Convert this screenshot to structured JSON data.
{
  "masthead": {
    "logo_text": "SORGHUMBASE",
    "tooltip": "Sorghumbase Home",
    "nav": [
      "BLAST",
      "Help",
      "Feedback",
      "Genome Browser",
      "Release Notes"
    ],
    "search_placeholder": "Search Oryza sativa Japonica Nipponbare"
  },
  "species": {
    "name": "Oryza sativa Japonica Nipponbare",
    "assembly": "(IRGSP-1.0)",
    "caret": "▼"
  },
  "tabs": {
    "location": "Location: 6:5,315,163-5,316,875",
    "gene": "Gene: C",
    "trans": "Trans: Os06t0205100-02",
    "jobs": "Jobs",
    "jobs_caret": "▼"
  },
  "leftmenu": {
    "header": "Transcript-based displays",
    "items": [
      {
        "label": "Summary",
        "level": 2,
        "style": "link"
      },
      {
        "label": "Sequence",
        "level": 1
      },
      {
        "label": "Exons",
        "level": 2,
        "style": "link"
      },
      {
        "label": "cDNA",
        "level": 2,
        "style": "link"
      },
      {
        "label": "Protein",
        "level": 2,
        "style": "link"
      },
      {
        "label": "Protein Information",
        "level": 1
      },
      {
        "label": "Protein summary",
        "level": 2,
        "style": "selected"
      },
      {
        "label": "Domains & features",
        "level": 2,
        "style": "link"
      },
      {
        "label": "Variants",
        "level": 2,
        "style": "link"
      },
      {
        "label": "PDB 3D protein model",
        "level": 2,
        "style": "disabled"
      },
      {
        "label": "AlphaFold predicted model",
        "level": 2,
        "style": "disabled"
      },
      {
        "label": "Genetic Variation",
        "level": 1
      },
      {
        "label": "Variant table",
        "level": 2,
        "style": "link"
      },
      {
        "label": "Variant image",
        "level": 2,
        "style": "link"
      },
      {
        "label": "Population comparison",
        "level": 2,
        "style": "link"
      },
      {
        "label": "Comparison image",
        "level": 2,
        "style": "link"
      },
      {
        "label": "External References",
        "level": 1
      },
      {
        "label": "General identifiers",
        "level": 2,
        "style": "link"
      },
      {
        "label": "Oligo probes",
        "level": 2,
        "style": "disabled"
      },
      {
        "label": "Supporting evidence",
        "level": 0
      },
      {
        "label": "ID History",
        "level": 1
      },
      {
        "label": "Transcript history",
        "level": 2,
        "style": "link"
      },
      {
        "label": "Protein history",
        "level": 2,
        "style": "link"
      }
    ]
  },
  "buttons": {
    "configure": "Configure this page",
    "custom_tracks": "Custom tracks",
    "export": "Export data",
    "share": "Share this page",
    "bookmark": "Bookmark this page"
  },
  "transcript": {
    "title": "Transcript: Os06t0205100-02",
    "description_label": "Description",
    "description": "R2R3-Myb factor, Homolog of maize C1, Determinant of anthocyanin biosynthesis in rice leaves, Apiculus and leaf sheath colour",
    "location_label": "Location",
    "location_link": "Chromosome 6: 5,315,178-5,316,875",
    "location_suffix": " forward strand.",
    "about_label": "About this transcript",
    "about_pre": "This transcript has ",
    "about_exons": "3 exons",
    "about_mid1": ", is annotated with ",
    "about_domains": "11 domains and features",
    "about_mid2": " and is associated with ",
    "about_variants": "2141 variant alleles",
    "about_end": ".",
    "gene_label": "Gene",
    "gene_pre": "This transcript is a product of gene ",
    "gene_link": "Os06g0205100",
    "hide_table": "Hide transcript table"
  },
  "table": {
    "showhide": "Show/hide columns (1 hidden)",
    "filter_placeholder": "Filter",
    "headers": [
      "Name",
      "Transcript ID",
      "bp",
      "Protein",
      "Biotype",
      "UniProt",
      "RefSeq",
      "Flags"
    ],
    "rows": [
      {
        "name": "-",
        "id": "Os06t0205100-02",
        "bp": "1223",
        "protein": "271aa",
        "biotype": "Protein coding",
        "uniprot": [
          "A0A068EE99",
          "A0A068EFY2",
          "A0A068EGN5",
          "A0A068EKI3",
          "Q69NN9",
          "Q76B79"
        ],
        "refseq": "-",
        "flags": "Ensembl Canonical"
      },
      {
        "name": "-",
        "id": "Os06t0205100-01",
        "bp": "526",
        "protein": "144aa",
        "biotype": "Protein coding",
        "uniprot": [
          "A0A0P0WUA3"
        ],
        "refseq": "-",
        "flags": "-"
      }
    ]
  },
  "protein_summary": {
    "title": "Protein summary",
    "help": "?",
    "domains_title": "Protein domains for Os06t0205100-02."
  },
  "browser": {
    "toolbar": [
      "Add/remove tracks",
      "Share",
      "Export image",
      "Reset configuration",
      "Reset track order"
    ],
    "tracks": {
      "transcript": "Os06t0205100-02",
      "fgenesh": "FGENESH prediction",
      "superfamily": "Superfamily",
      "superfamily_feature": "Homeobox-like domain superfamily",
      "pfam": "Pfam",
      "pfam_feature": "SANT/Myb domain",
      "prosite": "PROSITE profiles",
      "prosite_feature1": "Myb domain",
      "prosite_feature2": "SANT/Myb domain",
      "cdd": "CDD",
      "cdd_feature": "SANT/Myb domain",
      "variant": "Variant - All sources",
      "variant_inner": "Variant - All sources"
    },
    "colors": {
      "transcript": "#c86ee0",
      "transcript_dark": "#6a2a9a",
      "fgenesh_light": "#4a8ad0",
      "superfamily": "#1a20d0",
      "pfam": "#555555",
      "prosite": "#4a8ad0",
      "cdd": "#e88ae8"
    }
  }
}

To do: When a line in the listing includes the word "Reset", report that line in full.

Solution to this problem:
      "Reset configuration",
      "Reset track order"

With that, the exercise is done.